To do. Find every line with the word "name". Copy those lines.

** begin Exercise input **

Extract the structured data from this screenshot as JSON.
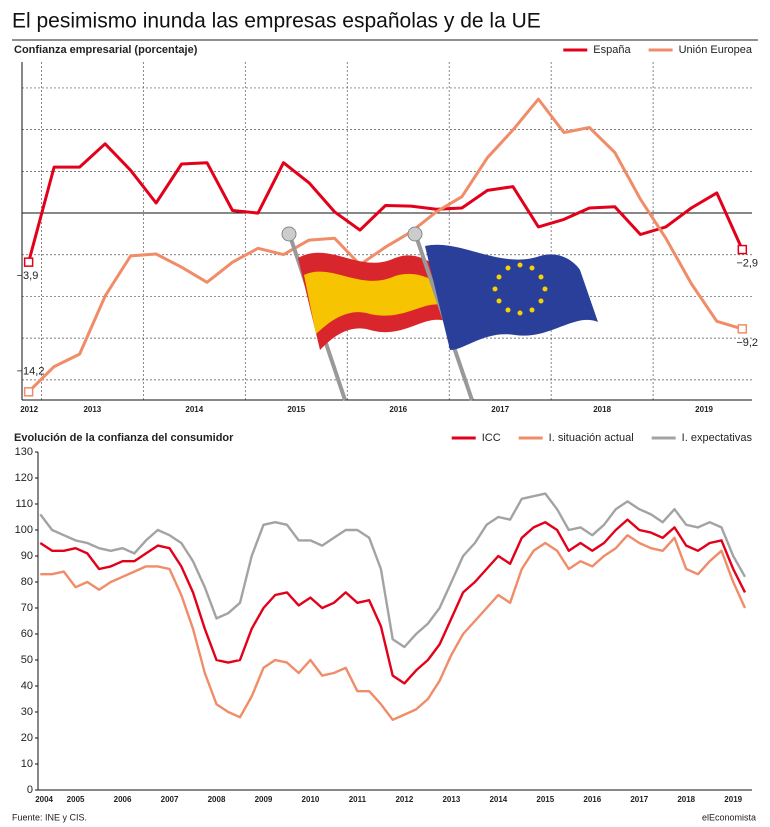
{
  "title": "El pesimismo inunda las empresas españolas y de la UE",
  "source": "Fuente: INE y CIS.",
  "credit": "elEconomista",
  "chart_data": [
    {
      "type": "line",
      "title": "Confianza empresarial (porcentaje)",
      "grid": true,
      "x": [
        2012.875,
        2013.125,
        2013.375,
        2013.625,
        2013.875,
        2014.125,
        2014.375,
        2014.625,
        2014.875,
        2015.125,
        2015.375,
        2015.625,
        2015.875,
        2016.125,
        2016.375,
        2016.625,
        2016.875,
        2017.125,
        2017.375,
        2017.625,
        2017.875,
        2018.125,
        2018.375,
        2018.625,
        2018.875,
        2019.125,
        2019.375,
        2019.625,
        2019.875
      ],
      "xlim": [
        2012.81,
        2019.97
      ],
      "xticks": [
        {
          "value": 2012.88,
          "label": "2012"
        },
        {
          "value": 2013.5,
          "label": "2013"
        },
        {
          "value": 2014.5,
          "label": "2014"
        },
        {
          "value": 2015.5,
          "label": "2015"
        },
        {
          "value": 2016.5,
          "label": "2016"
        },
        {
          "value": 2017.5,
          "label": "2017"
        },
        {
          "value": 2018.5,
          "label": "2018"
        },
        {
          "value": 2019.5,
          "label": "2019"
        }
      ],
      "ylim": [
        -14.85,
        12
      ],
      "series": [
        {
          "name": "España",
          "color": "#e2001a",
          "values": [
            -3.9,
            3.65,
            3.65,
            5.5,
            3.4,
            0.8,
            3.9,
            4.0,
            0.2,
            0.0,
            4.0,
            2.4,
            0.1,
            -1.35,
            0.6,
            0.55,
            0.3,
            0.4,
            1.8,
            2.1,
            -1.1,
            -0.5,
            0.4,
            0.5,
            -1.7,
            -1.1,
            0.4,
            1.6,
            -2.9
          ],
          "value_labels": [
            "−3,9",
            null,
            null,
            null,
            null,
            null,
            null,
            null,
            null,
            null,
            null,
            null,
            null,
            null,
            null,
            null,
            null,
            null,
            null,
            null,
            null,
            null,
            null,
            null,
            null,
            null,
            null,
            null,
            "−2,9"
          ]
        },
        {
          "name": "Unión Europea",
          "color": "#f08c68",
          "values": [
            -14.2,
            -12.2,
            -11.2,
            -6.6,
            -3.4,
            -3.25,
            -4.3,
            -5.5,
            -3.9,
            -2.8,
            -3.3,
            -2.15,
            -2.0,
            -4.1,
            -2.7,
            -1.5,
            0.1,
            1.3,
            4.4,
            6.6,
            9.05,
            6.4,
            6.8,
            4.8,
            1.1,
            -2.0,
            -5.6,
            -8.6,
            -9.2
          ],
          "value_labels": [
            "−14,2",
            null,
            null,
            null,
            null,
            null,
            null,
            null,
            null,
            null,
            null,
            null,
            null,
            null,
            null,
            null,
            null,
            null,
            null,
            null,
            null,
            null,
            null,
            null,
            null,
            null,
            null,
            null,
            "−9,2"
          ]
        }
      ]
    },
    {
      "type": "line",
      "title": "Evolución de la confianza del consumidor",
      "grid": false,
      "x": [
        2004.75,
        2005,
        2005.25,
        2005.5,
        2005.75,
        2006,
        2006.25,
        2006.5,
        2006.75,
        2007,
        2007.25,
        2007.5,
        2007.75,
        2008,
        2008.25,
        2008.5,
        2008.75,
        2009,
        2009.25,
        2009.5,
        2009.75,
        2010,
        2010.25,
        2010.5,
        2010.75,
        2011,
        2011.25,
        2011.5,
        2011.75,
        2012,
        2012.25,
        2012.5,
        2012.75,
        2013,
        2013.25,
        2013.5,
        2013.75,
        2014,
        2014.25,
        2014.5,
        2014.75,
        2015,
        2015.25,
        2015.5,
        2015.75,
        2016,
        2016.25,
        2016.5,
        2016.75,
        2017,
        2017.25,
        2017.5,
        2017.75,
        2018,
        2018.25,
        2018.5,
        2018.75,
        2019,
        2019.25,
        2019.5,
        2019.75
      ],
      "xlim": [
        2004.7,
        2019.9
      ],
      "xticks": [
        {
          "value": 2004.83,
          "label": "2004"
        },
        {
          "value": 2005.5,
          "label": "2005"
        },
        {
          "value": 2006.5,
          "label": "2006"
        },
        {
          "value": 2007.5,
          "label": "2007"
        },
        {
          "value": 2008.5,
          "label": "2008"
        },
        {
          "value": 2009.5,
          "label": "2009"
        },
        {
          "value": 2010.5,
          "label": "2010"
        },
        {
          "value": 2011.5,
          "label": "2011"
        },
        {
          "value": 2012.5,
          "label": "2012"
        },
        {
          "value": 2013.5,
          "label": "2013"
        },
        {
          "value": 2014.5,
          "label": "2014"
        },
        {
          "value": 2015.5,
          "label": "2015"
        },
        {
          "value": 2016.5,
          "label": "2016"
        },
        {
          "value": 2017.5,
          "label": "2017"
        },
        {
          "value": 2018.5,
          "label": "2018"
        },
        {
          "value": 2019.5,
          "label": "2019"
        }
      ],
      "ylim": [
        0,
        130
      ],
      "yticks": [
        0,
        10,
        20,
        30,
        40,
        50,
        60,
        70,
        80,
        90,
        100,
        110,
        120,
        130
      ],
      "series": [
        {
          "name": "ICC",
          "color": "#e2001a",
          "values": [
            95,
            92,
            92,
            93,
            91,
            85,
            86,
            88,
            88,
            91,
            94,
            93,
            86,
            76,
            62,
            50,
            49,
            50,
            62,
            70,
            75,
            76,
            71,
            74,
            70,
            72,
            76,
            72,
            73,
            63,
            44,
            41,
            46,
            50,
            56,
            66,
            76,
            80,
            85,
            90,
            87,
            97,
            101,
            103,
            100,
            92,
            95,
            92,
            95,
            100,
            104,
            100,
            99,
            97,
            101,
            94,
            92,
            95,
            96,
            85,
            76
          ]
        },
        {
          "name": "I. situación actual",
          "color": "#f08c68",
          "values": [
            83,
            83,
            84,
            78,
            80,
            77,
            80,
            82,
            84,
            86,
            86,
            85,
            75,
            62,
            45,
            33,
            30,
            28,
            36,
            47,
            50,
            49,
            45,
            50,
            44,
            45,
            47,
            38,
            38,
            33,
            27,
            29,
            31,
            35,
            42,
            52,
            60,
            65,
            70,
            75,
            72,
            85,
            92,
            95,
            92,
            85,
            88,
            86,
            90,
            93,
            98,
            95,
            93,
            92,
            97,
            85,
            83,
            88,
            92,
            80,
            70
          ]
        },
        {
          "name": "I. expectativas",
          "color": "#a3a3a3",
          "values": [
            106,
            100,
            98,
            96,
            95,
            93,
            92,
            93,
            91,
            96,
            100,
            98,
            95,
            88,
            78,
            66,
            68,
            72,
            90,
            102,
            103,
            102,
            96,
            96,
            94,
            97,
            100,
            100,
            97,
            85,
            58,
            55,
            60,
            64,
            70,
            80,
            90,
            95,
            102,
            105,
            104,
            112,
            113,
            114,
            108,
            100,
            101,
            98,
            102,
            108,
            111,
            108,
            106,
            103,
            108,
            102,
            101,
            103,
            101,
            90,
            82
          ]
        }
      ]
    }
  ]
}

** end Exercise input **

Task answer.
          "name": "España",
          "name": "Unión Europea",
          "name": "ICC",
          "name": "I. situación actual",
          "name": "I. expectativas",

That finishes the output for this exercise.